EXERCISE PROMPT:
Write out the listing below again, precisely as it is given.

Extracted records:
···

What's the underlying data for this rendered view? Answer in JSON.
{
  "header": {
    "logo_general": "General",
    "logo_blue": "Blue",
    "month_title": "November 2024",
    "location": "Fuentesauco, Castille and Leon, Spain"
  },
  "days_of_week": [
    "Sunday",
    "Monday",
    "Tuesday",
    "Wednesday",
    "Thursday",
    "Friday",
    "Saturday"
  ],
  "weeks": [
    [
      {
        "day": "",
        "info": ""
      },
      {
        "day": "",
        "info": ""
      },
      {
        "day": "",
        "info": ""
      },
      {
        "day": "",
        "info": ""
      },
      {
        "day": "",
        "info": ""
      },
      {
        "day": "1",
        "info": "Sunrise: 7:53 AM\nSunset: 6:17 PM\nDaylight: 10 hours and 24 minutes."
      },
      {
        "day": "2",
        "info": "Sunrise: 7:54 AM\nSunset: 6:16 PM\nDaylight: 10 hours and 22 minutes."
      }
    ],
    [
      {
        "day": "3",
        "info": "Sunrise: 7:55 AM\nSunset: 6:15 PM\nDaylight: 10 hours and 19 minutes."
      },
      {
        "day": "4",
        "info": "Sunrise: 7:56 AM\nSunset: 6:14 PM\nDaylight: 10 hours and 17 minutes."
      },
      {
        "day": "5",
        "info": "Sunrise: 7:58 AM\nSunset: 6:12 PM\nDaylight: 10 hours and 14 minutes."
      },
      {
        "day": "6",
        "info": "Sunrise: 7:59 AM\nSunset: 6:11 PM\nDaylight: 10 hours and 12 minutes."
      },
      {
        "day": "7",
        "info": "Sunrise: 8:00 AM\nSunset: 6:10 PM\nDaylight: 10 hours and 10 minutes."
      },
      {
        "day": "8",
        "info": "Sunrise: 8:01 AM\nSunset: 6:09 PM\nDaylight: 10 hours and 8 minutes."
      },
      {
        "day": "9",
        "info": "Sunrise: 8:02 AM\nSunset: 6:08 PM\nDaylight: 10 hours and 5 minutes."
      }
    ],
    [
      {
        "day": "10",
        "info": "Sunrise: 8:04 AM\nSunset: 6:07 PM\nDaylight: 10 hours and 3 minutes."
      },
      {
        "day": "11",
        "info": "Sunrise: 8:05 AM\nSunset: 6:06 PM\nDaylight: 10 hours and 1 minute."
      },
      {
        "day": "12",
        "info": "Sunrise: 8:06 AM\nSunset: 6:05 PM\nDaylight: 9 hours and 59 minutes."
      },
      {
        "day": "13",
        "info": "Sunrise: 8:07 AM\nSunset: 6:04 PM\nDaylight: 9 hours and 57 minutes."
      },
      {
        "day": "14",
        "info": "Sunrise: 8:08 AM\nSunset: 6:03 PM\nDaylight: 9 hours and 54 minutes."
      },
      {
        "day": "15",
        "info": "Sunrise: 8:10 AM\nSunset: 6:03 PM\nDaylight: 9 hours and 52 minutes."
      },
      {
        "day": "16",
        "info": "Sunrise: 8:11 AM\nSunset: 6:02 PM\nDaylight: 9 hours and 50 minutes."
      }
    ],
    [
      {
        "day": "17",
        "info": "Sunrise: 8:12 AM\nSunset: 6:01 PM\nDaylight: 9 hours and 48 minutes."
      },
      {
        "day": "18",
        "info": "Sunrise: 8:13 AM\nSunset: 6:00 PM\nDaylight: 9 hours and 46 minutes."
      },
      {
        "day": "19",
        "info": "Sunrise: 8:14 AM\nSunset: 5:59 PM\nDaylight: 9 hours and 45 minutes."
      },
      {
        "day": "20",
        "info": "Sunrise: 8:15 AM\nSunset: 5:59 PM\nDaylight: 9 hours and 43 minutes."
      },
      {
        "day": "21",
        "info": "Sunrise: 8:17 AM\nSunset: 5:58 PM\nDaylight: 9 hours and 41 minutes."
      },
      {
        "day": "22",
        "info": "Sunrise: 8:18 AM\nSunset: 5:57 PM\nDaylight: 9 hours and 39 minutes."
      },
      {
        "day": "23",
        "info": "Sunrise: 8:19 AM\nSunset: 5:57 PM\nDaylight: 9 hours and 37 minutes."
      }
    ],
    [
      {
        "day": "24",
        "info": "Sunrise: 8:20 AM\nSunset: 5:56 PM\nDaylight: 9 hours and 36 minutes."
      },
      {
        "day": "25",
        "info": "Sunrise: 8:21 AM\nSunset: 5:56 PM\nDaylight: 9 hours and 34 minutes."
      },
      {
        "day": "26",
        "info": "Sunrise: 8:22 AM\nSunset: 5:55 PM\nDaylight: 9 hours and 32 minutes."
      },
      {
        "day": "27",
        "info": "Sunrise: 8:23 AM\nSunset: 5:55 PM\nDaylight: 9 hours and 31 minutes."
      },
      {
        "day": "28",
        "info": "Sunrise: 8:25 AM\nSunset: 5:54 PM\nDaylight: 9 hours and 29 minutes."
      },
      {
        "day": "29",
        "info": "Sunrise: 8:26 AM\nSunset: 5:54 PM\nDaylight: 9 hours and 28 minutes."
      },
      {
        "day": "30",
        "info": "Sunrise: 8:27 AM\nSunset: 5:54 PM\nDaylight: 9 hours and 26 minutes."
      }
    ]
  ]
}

···

TASK SOLUTION:
What's the underlying data for this rendered view? Answer in JSON.
{
  "header": {
    "logo_general": "General",
    "logo_blue": "Blue",
    "month_title": "November 2024",
    "location": "Fuentesauco, Castille and Leon, Spain"
  },
  "days_of_week": [
    "Sunday",
    "Monday",
    "Tuesday",
    "Wednesday",
    "Thursday",
    "Friday",
    "Saturday"
  ],
  "weeks": [
    [
      {
        "day": "",
        "info": ""
      },
      {
        "day": "",
        "info": ""
      },
      {
        "day": "",
        "info": ""
      },
      {
        "day": "",
        "info": ""
      },
      {
        "day": "",
        "info": ""
      },
      {
        "day": "1",
        "info": "Sunrise: 7:53 AM\nSunset: 6:17 PM\nDaylight: 10 hours and 24 minutes."
      },
      {
        "day": "2",
        "info": "Sunrise: 7:54 AM\nSunset: 6:16 PM\nDaylight: 10 hours and 22 minutes."
      }
    ],
    [
      {
        "day": "3",
        "info": "Sunrise: 7:55 AM\nSunset: 6:15 PM\nDaylight: 10 hours and 19 minutes."
      },
      {
        "day": "4",
        "info": "Sunrise: 7:56 AM\nSunset: 6:14 PM\nDaylight: 10 hours and 17 minutes."
      },
      {
        "day": "5",
        "info": "Sunrise: 7:58 AM\nSunset: 6:12 PM\nDaylight: 10 hours and 14 minutes."
      },
      {
        "day": "6",
        "info": "Sunrise: 7:59 AM\nSunset: 6:11 PM\nDaylight: 10 hours and 12 minutes."
      },
      {
        "day": "7",
        "info": "Sunrise: 8:00 AM\nSunset: 6:10 PM\nDaylight: 10 hours and 10 minutes."
      },
      {
        "day": "8",
        "info": "Sunrise: 8:01 AM\nSunset: 6:09 PM\nDaylight: 10 hours and 8 minutes."
      },
      {
        "day": "9",
        "info": "Sunrise: 8:02 AM\nSunset: 6:08 PM\nDaylight: 10 hours and 5 minutes."
      }
    ],
    [
      {
        "day": "10",
        "info": "Sunrise: 8:04 AM\nSunset: 6:07 PM\nDaylight: 10 hours and 3 minutes."
      },
      {
        "day": "11",
        "info": "Sunrise: 8:05 AM\nSunset: 6:06 PM\nDaylight: 10 hours and 1 minute."
      },
      {
        "day": "12",
        "info": "Sunrise: 8:06 AM\nSunset: 6:05 PM\nDaylight: 9 hours and 59 minutes."
      },
      {
        "day": "13",
        "info": "Sunrise: 8:07 AM\nSunset: 6:04 PM\nDaylight: 9 hours and 57 minutes."
      },
      {
        "day": "14",
        "info": "Sunrise: 8:08 AM\nSunset: 6:03 PM\nDaylight: 9 hours and 54 minutes."
      },
      {
        "day": "15",
        "info": "Sunrise: 8:10 AM\nSunset: 6:03 PM\nDaylight: 9 hours and 52 minutes."
      },
      {
        "day": "16",
        "info": "Sunrise: 8:11 AM\nSunset: 6:02 PM\nDaylight: 9 hours and 50 minutes."
      }
    ],
    [
      {
        "day": "17",
        "info": "Sunrise: 8:12 AM\nSunset: 6:01 PM\nDaylight: 9 hours and 48 minutes."
      },
      {
        "day": "18",
        "info": "Sunrise: 8:13 AM\nSunset: 6:00 PM\nDaylight: 9 hours and 46 minutes."
      },
      {
        "day": "19",
        "info": "Sunrise: 8:14 AM\nSunset: 5:59 PM\nDaylight: 9 hours and 45 minutes."
      },
      {
        "day": "20",
        "info": "Sunrise: 8:15 AM\nSunset: 5:59 PM\nDaylight: 9 hours and 43 minutes."
      },
      {
        "day": "21",
        "info": "Sunrise: 8:17 AM\nSunset: 5:58 PM\nDaylight: 9 hours and 41 minutes."
      },
      {
        "day": "22",
        "info": "Sunrise: 8:18 AM\nSunset: 5:57 PM\nDaylight: 9 hours and 39 minutes."
      },
      {
        "day": "23",
        "info": "Sunrise: 8:19 AM\nSunset: 5:57 PM\nDaylight: 9 hours and 37 minutes."
      }
    ],
    [
      {
        "day": "24",
        "info": "Sunrise: 8:20 AM\nSunset: 5:56 PM\nDaylight: 9 hours and 36 minutes."
      },
      {
        "day": "25",
        "info": "Sunrise: 8:21 AM\nSunset: 5:56 PM\nDaylight: 9 hours and 34 minutes."
      },
      {
        "day": "26",
        "info": "Sunrise: 8:22 AM\nSunset: 5:55 PM\nDaylight: 9 hours and 32 minutes."
      },
      {
        "day": "27",
        "info": "Sunrise: 8:23 AM\nSunset: 5:55 PM\nDaylight: 9 hours and 31 minutes."
      },
      {
        "day": "28",
        "info": "Sunrise: 8:25 AM\nSunset: 5:54 PM\nDaylight: 9 hours and 29 minutes."
      },
      {
        "day": "29",
        "info": "Sunrise: 8:26 AM\nSunset: 5:54 PM\nDaylight: 9 hours and 28 minutes."
      },
      {
        "day": "30",
        "info": "Sunrise: 8:27 AM\nSunset: 5:54 PM\nDaylight: 9 hours and 26 minutes."
      }
    ]
  ]
}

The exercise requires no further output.